** TEXT PASSAGE **
((

Paul Mensonides wrote:
>>-----Original Message-----
>>From: boost-bounces_at_[hidden]
>>[mailto:boost-bounces_at_[hidden]] On Behalf Of Rob Stewart
>
>
>>>Way. We are not talking about the functions, we're talking about
>>>their types. In other words, the traits do not inspect individual
>>>values of int (*)(int) -- they inspect the type int(*)(int)
>>
>>itself. I
>>
>>>don't think there's any problem with calling int(*)(int) a
>>
>>nonmember
>>
>>>function pointer type.
>>
>>If you're thinking about whether the type is that of a static
>>member function, then you won't be thinking that you should
>>use "nonmember."
>
>
> Just to be pedantic, the types of member functions are regular function types
> also.

))

** REQUIREMENT A **
Reproduce the entries verbatim, from the start of the entries through the line that contains "data-point — [1467, 884, 1475, 892]".

** RECORDS TO USE **

((

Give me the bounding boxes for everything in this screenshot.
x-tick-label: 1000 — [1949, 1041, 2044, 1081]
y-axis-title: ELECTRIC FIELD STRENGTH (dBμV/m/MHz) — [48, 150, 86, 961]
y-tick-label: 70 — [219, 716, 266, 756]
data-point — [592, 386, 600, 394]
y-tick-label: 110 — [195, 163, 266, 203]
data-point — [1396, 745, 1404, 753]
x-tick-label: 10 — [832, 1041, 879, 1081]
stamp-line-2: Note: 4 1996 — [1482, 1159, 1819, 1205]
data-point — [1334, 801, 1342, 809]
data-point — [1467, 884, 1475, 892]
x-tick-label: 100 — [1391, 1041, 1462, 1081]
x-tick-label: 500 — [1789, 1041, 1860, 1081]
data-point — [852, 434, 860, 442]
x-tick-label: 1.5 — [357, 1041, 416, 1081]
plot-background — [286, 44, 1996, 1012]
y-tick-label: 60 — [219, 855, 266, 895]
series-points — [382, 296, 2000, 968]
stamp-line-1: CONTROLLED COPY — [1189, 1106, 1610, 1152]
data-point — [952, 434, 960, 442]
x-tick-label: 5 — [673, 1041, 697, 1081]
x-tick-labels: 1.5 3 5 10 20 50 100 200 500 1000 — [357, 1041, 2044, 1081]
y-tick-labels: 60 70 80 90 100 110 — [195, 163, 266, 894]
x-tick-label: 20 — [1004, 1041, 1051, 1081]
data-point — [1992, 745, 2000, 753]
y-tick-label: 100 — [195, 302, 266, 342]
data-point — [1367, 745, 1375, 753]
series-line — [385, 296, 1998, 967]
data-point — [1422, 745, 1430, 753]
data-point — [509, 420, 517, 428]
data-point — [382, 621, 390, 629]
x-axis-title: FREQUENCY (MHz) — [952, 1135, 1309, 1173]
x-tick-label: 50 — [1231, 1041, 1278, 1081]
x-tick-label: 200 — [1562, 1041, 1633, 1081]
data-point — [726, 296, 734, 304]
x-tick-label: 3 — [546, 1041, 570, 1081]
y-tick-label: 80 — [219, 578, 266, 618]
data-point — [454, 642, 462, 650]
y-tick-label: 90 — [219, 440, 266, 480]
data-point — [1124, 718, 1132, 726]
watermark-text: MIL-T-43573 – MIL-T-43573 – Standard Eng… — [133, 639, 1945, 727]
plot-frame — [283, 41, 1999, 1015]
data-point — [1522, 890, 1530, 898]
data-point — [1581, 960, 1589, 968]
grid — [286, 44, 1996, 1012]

))

** REQUIREMENT B **
Can you summarize the email excerpt on function pointer types in two sentences?

** EXPECTED OUTPUT A **
Give me the bounding boxes for everything in this screenshot.
x-tick-label: 1000 — [1949, 1041, 2044, 1081]
y-axis-title: ELECTRIC FIELD STRENGTH (dBμV/m/MHz) — [48, 150, 86, 961]
y-tick-label: 70 — [219, 716, 266, 756]
data-point — [592, 386, 600, 394]
y-tick-label: 110 — [195, 163, 266, 203]
data-point — [1396, 745, 1404, 753]
x-tick-label: 10 — [832, 1041, 879, 1081]
stamp-line-2: Note: 4 1996 — [1482, 1159, 1819, 1205]
data-point — [1334, 801, 1342, 809]
data-point — [1467, 884, 1475, 892]

** EXPECTED OUTPUT B **
One message argues that the traits inspect the type int(*)(int) itself rather than individual function values, so calling it a nonmember function pointer type poses no problem. A reply counters that someone thinking about whether a type belongs to a static member function won't think to use "nonmember," and a further note adds that member function types are also regular function types.